┌─ Exercise input

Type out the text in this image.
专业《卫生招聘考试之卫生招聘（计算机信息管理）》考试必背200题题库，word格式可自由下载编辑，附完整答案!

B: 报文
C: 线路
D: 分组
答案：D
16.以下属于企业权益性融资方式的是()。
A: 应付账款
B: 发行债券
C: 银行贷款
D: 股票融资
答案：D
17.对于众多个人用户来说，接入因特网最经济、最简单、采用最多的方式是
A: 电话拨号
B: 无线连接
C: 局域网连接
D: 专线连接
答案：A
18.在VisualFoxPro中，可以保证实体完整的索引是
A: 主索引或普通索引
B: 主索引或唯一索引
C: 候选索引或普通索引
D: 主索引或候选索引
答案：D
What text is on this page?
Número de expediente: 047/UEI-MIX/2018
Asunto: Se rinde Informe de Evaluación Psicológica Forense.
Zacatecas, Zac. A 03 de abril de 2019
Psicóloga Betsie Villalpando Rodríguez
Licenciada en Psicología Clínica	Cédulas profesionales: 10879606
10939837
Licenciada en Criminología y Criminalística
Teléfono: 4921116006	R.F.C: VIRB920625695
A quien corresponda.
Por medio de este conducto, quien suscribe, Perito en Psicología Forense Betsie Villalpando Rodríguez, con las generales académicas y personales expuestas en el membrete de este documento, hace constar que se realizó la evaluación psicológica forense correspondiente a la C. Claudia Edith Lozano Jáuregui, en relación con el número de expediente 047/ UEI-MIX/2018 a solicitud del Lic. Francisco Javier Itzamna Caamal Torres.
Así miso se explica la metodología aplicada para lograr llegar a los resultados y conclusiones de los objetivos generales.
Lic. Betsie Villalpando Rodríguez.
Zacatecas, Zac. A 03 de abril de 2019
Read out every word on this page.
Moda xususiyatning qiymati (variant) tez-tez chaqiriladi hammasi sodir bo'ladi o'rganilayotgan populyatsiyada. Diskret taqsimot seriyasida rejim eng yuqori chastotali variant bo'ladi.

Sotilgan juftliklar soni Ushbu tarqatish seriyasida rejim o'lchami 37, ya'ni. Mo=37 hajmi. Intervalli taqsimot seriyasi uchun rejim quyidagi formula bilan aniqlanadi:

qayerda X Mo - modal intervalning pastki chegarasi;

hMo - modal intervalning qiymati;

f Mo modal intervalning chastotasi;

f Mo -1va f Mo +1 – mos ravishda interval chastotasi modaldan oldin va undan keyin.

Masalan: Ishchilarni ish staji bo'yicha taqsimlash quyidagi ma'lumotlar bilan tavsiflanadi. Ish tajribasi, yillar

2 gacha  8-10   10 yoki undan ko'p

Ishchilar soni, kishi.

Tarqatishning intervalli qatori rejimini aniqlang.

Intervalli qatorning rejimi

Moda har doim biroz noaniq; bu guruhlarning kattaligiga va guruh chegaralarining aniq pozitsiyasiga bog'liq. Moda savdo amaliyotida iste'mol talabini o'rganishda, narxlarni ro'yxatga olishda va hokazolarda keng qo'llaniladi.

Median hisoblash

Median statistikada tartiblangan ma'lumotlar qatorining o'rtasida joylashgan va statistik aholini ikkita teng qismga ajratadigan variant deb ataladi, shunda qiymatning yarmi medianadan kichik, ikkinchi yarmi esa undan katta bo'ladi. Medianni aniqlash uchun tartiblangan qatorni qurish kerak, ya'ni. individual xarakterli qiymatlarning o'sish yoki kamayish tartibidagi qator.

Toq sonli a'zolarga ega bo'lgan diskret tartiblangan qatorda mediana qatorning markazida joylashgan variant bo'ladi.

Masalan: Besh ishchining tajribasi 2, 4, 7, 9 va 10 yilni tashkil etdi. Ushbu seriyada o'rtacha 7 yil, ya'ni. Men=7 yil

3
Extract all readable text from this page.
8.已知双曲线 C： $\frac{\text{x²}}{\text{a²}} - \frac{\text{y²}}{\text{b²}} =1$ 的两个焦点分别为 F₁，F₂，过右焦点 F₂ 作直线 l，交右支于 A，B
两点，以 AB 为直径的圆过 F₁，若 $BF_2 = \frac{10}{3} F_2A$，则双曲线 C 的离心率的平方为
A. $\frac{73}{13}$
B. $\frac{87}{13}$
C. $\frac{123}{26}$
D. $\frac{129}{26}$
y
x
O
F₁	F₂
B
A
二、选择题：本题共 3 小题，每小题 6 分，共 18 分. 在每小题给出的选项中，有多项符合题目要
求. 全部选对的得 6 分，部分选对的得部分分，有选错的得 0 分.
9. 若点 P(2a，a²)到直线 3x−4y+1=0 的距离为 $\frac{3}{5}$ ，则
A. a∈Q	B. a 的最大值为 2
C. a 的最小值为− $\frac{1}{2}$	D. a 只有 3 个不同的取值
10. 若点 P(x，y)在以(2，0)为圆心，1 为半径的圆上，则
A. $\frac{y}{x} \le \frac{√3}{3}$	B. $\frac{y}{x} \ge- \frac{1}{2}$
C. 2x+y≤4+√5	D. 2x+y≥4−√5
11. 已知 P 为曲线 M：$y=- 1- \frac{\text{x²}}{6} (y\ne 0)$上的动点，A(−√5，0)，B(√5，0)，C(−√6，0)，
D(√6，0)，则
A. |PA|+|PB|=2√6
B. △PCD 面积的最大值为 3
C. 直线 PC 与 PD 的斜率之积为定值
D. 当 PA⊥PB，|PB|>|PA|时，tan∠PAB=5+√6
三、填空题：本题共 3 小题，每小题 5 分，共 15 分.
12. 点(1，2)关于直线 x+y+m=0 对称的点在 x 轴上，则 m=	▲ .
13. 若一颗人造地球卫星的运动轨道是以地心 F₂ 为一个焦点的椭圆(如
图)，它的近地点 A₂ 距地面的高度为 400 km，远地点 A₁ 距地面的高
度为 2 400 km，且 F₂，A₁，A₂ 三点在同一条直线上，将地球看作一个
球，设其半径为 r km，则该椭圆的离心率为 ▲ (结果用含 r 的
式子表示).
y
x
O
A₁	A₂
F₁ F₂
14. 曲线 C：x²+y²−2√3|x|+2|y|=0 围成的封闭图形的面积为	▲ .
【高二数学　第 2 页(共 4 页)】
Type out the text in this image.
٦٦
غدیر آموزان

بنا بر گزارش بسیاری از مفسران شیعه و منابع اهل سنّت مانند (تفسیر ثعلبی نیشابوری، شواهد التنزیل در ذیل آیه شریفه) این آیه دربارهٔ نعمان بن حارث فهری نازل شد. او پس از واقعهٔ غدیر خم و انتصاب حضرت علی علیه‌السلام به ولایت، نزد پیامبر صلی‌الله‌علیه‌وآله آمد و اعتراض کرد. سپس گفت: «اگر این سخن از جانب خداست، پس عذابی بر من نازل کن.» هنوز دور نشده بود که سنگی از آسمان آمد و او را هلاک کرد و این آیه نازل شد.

└─

Brief
Where a line in the entries holds "Licenciada", copy that line.

Result of the exercise
Licenciada en Psicología Clínica	Cédulas profesionales: 10879606
Licenciada en Criminología y Criminalística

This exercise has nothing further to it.